DOCUMENT >>
┄┄┄┄┄┄┄┄┄┄┄┄┄┄┄┄┄┄┄┄

Chocolate Dipped Coconut Macaroons
Chewy and sweet, it’s just not spring without a batch of homemade Chocolate Dipped Coconut Macaroons! These little treats are so easy to make, there’s no reason to buy them from a can.
Passover is coming up, and if you’re Jewish, you know that means stocking up on the Passover essentials. Matzoh flour. Parsley. Dozens and dozens of eggs. Macaroons.
But this year, can I make one little suggestion? Instead of buying cans of Manischewitz macaroons, try making your own!
Don’t celebrate Passover? These chocolate dipped coconut macaroons are delicious year-round. Gluten-free, easy to make (only 3 necessary ingredients for the macaroons!), easy to make ahead of time and store. And my sources tell me coconut is popular for Easter, too – so I’d bet these are also perfect for your Easter brunch dessert spread! (And don’t forget Christmas – macaroons are DELICIOUS on a Christmas cookie tray!)
What are Macaroons?
Let’s start with the basics — because I find a lot of people confuse macaroons and macarons. Macarons are brightly colored little French almond cookie sandwiches. (Looking for a macaron recipe? Step waaaaay back into the archives for my French macarons.)
Macaroons, on the other hand, started similarly — made from ground almonds, but over time, have shifted to a most common coconut base. Macaroons started as a sugar, egg white, and almond paste cookie, and it wasn’t until these cookies immigrated to the US that coconut became a staple.
Modern macaroons are made with shredded coconut, sugar, and egg whites, and are sweet, chewy, and dense.
Coconut Macaroons + Passover
Coconut macaroons are a staple on Passover! I didn’t actually know the tradition behind this until I started writing this post. Macaroons originated in Italy, and apparently, we have the Italian Jewish population to thank for this Passover trend.

┄┄┄┄┄┄┄┄┄┄┄┄┄┄┄┄┄┄┄┄

EXTRACTED MATERIAL >>
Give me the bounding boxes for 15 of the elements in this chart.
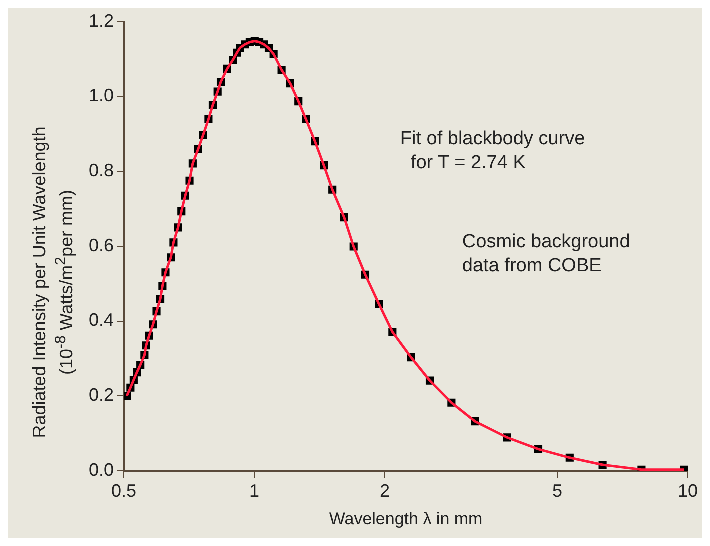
y-tick-label: 0.8 xyxy=(88,160,114,180)
x-tick-label: 10 xyxy=(678,480,698,501)
x-axis-title: Wavelength λ in mm xyxy=(329,509,483,528)
y-tick-label: 1.0 xyxy=(88,86,114,106)
annotation: Cosmic background data from COBE xyxy=(462,232,630,277)
x-tick-label: 1 xyxy=(250,480,260,501)
annotation: Fit of blackbody curve for T = 2.74 K xyxy=(400,128,586,174)
y-tick-label: 1.2 xyxy=(88,10,114,31)
x-tick-label: 0.5 xyxy=(112,480,137,501)
x-tick-label: 2 xyxy=(380,480,390,501)
y-tick-label: 0.2 xyxy=(88,385,114,406)
y-tick-label: 0.0 xyxy=(88,460,114,480)
y-tick-label: 0.6 xyxy=(88,235,114,256)
y-tick-label: 0.4 xyxy=(88,310,114,330)
x-tick-label: 5 xyxy=(552,480,563,501)
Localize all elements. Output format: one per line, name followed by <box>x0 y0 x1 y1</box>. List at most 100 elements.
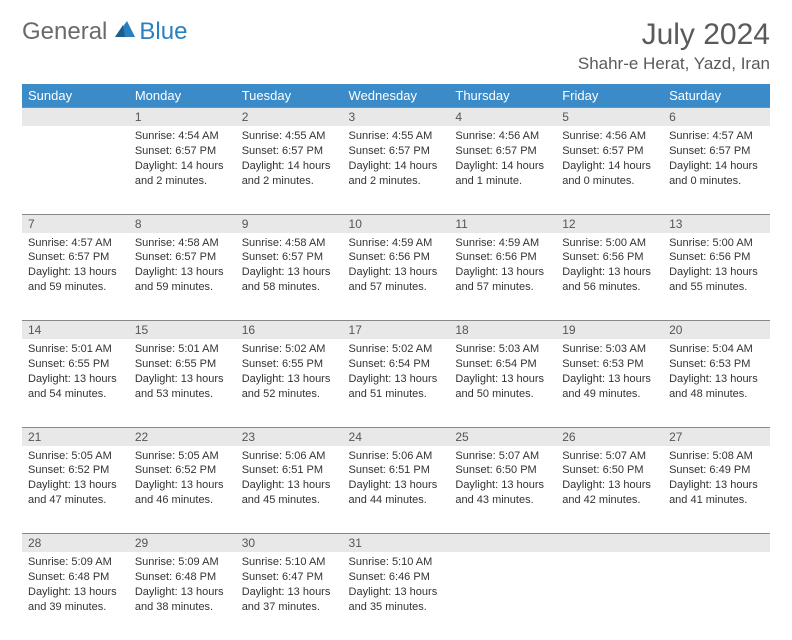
day-content-cell: Sunrise: 4:56 AMSunset: 6:57 PMDaylight:… <box>449 126 556 214</box>
day-number-cell: 25 <box>449 427 556 446</box>
day-content-cell: Sunrise: 5:05 AMSunset: 6:52 PMDaylight:… <box>22 446 129 534</box>
daylight-line: Daylight: 13 hours and 56 minutes. <box>562 265 657 295</box>
sunrise-line: Sunrise: 5:02 AM <box>242 342 337 357</box>
day-number-cell: 17 <box>343 321 450 340</box>
daynum-row: 78910111213 <box>22 214 770 233</box>
day-content-cell: Sunrise: 5:03 AMSunset: 6:54 PMDaylight:… <box>449 339 556 427</box>
daylight-line: Daylight: 13 hours and 43 minutes. <box>455 478 550 508</box>
day-content-cell <box>449 552 556 640</box>
weekday-header: Monday <box>129 84 236 108</box>
day-content-cell: Sunrise: 4:54 AMSunset: 6:57 PMDaylight:… <box>129 126 236 214</box>
weekday-header: Thursday <box>449 84 556 108</box>
sunrise-line: Sunrise: 5:05 AM <box>28 449 123 464</box>
day-number-cell: 16 <box>236 321 343 340</box>
day-content-cell: Sunrise: 5:10 AMSunset: 6:47 PMDaylight:… <box>236 552 343 640</box>
daylight-line: Daylight: 13 hours and 54 minutes. <box>28 372 123 402</box>
sunrise-line: Sunrise: 5:00 AM <box>562 236 657 251</box>
day-content-cell: Sunrise: 4:56 AMSunset: 6:57 PMDaylight:… <box>556 126 663 214</box>
sunrise-line: Sunrise: 4:57 AM <box>28 236 123 251</box>
day-number-cell <box>556 534 663 553</box>
sunset-line: Sunset: 6:56 PM <box>669 250 764 265</box>
day-number-cell: 18 <box>449 321 556 340</box>
sunrise-line: Sunrise: 4:59 AM <box>455 236 550 251</box>
daylight-line: Daylight: 14 hours and 2 minutes. <box>135 159 230 189</box>
content-row: Sunrise: 5:01 AMSunset: 6:55 PMDaylight:… <box>22 339 770 427</box>
day-number-cell: 5 <box>556 108 663 127</box>
sunset-line: Sunset: 6:57 PM <box>242 144 337 159</box>
day-number-cell <box>663 534 770 553</box>
day-content-cell: Sunrise: 4:55 AMSunset: 6:57 PMDaylight:… <box>343 126 450 214</box>
day-content-cell: Sunrise: 5:06 AMSunset: 6:51 PMDaylight:… <box>236 446 343 534</box>
sunset-line: Sunset: 6:49 PM <box>669 463 764 478</box>
sunset-line: Sunset: 6:53 PM <box>562 357 657 372</box>
brand-part1: General <box>22 18 107 46</box>
sunrise-line: Sunrise: 5:01 AM <box>28 342 123 357</box>
day-number-cell: 12 <box>556 214 663 233</box>
daylight-line: Daylight: 13 hours and 55 minutes. <box>669 265 764 295</box>
day-number-cell: 20 <box>663 321 770 340</box>
daylight-line: Daylight: 14 hours and 0 minutes. <box>669 159 764 189</box>
day-number-cell: 19 <box>556 321 663 340</box>
day-number-cell: 28 <box>22 534 129 553</box>
day-content-cell: Sunrise: 5:00 AMSunset: 6:56 PMDaylight:… <box>556 233 663 321</box>
day-number-cell: 23 <box>236 427 343 446</box>
sunset-line: Sunset: 6:55 PM <box>28 357 123 372</box>
day-number-cell: 21 <box>22 427 129 446</box>
day-number-cell: 1 <box>129 108 236 127</box>
sunrise-line: Sunrise: 5:06 AM <box>242 449 337 464</box>
daylight-line: Daylight: 14 hours and 2 minutes. <box>349 159 444 189</box>
daylight-line: Daylight: 13 hours and 50 minutes. <box>455 372 550 402</box>
daylight-line: Daylight: 13 hours and 37 minutes. <box>242 585 337 615</box>
sunrise-line: Sunrise: 4:55 AM <box>242 129 337 144</box>
day-number-cell: 6 <box>663 108 770 127</box>
day-content-cell: Sunrise: 5:09 AMSunset: 6:48 PMDaylight:… <box>22 552 129 640</box>
sunrise-line: Sunrise: 4:57 AM <box>669 129 764 144</box>
day-number-cell: 30 <box>236 534 343 553</box>
sunrise-line: Sunrise: 5:10 AM <box>242 555 337 570</box>
daylight-line: Daylight: 13 hours and 47 minutes. <box>28 478 123 508</box>
day-content-cell: Sunrise: 5:07 AMSunset: 6:50 PMDaylight:… <box>556 446 663 534</box>
sunrise-line: Sunrise: 5:09 AM <box>28 555 123 570</box>
day-content-cell: Sunrise: 5:01 AMSunset: 6:55 PMDaylight:… <box>22 339 129 427</box>
sunrise-line: Sunrise: 5:08 AM <box>669 449 764 464</box>
day-number-cell: 3 <box>343 108 450 127</box>
sunrise-line: Sunrise: 5:03 AM <box>455 342 550 357</box>
sunset-line: Sunset: 6:54 PM <box>349 357 444 372</box>
sunrise-line: Sunrise: 5:07 AM <box>562 449 657 464</box>
sunrise-line: Sunrise: 5:04 AM <box>669 342 764 357</box>
sunset-line: Sunset: 6:57 PM <box>669 144 764 159</box>
weekday-header: Wednesday <box>343 84 450 108</box>
sunrise-line: Sunrise: 5:09 AM <box>135 555 230 570</box>
day-content-cell: Sunrise: 4:57 AMSunset: 6:57 PMDaylight:… <box>22 233 129 321</box>
day-content-cell: Sunrise: 5:05 AMSunset: 6:52 PMDaylight:… <box>129 446 236 534</box>
day-number-cell: 31 <box>343 534 450 553</box>
content-row: Sunrise: 4:54 AMSunset: 6:57 PMDaylight:… <box>22 126 770 214</box>
sunrise-line: Sunrise: 5:05 AM <box>135 449 230 464</box>
daylight-line: Daylight: 13 hours and 57 minutes. <box>349 265 444 295</box>
sunrise-line: Sunrise: 5:02 AM <box>349 342 444 357</box>
daylight-line: Daylight: 13 hours and 53 minutes. <box>135 372 230 402</box>
daylight-line: Daylight: 13 hours and 35 minutes. <box>349 585 444 615</box>
sunset-line: Sunset: 6:51 PM <box>242 463 337 478</box>
weekday-header: Saturday <box>663 84 770 108</box>
sunset-line: Sunset: 6:57 PM <box>562 144 657 159</box>
sunset-line: Sunset: 6:52 PM <box>28 463 123 478</box>
header: General Blue July 2024 Shahr-e Herat, Ya… <box>22 18 770 74</box>
daylight-line: Daylight: 13 hours and 59 minutes. <box>28 265 123 295</box>
brand-part2: Blue <box>139 18 187 46</box>
sunrise-line: Sunrise: 5:07 AM <box>455 449 550 464</box>
sunset-line: Sunset: 6:57 PM <box>455 144 550 159</box>
sunrise-line: Sunrise: 4:54 AM <box>135 129 230 144</box>
weekday-header-row: SundayMondayTuesdayWednesdayThursdayFrid… <box>22 84 770 108</box>
sunrise-line: Sunrise: 4:58 AM <box>135 236 230 251</box>
sunset-line: Sunset: 6:56 PM <box>455 250 550 265</box>
sunrise-line: Sunrise: 4:56 AM <box>455 129 550 144</box>
day-number-cell: 2 <box>236 108 343 127</box>
sunset-line: Sunset: 6:50 PM <box>562 463 657 478</box>
sunrise-line: Sunrise: 5:00 AM <box>669 236 764 251</box>
sunset-line: Sunset: 6:57 PM <box>135 250 230 265</box>
sunset-line: Sunset: 6:55 PM <box>135 357 230 372</box>
day-content-cell: Sunrise: 5:02 AMSunset: 6:54 PMDaylight:… <box>343 339 450 427</box>
day-number-cell: 10 <box>343 214 450 233</box>
day-number-cell: 14 <box>22 321 129 340</box>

┄┄┄┄┄┄┄┄┄┄┄┄┄┄┄┄┄┄┄┄

GOAL >>
According to the text on coconut macaroons, in which country did macaroons originate? The records aren't needed for anything here.

EXPECTED ANSWER >>
Italy.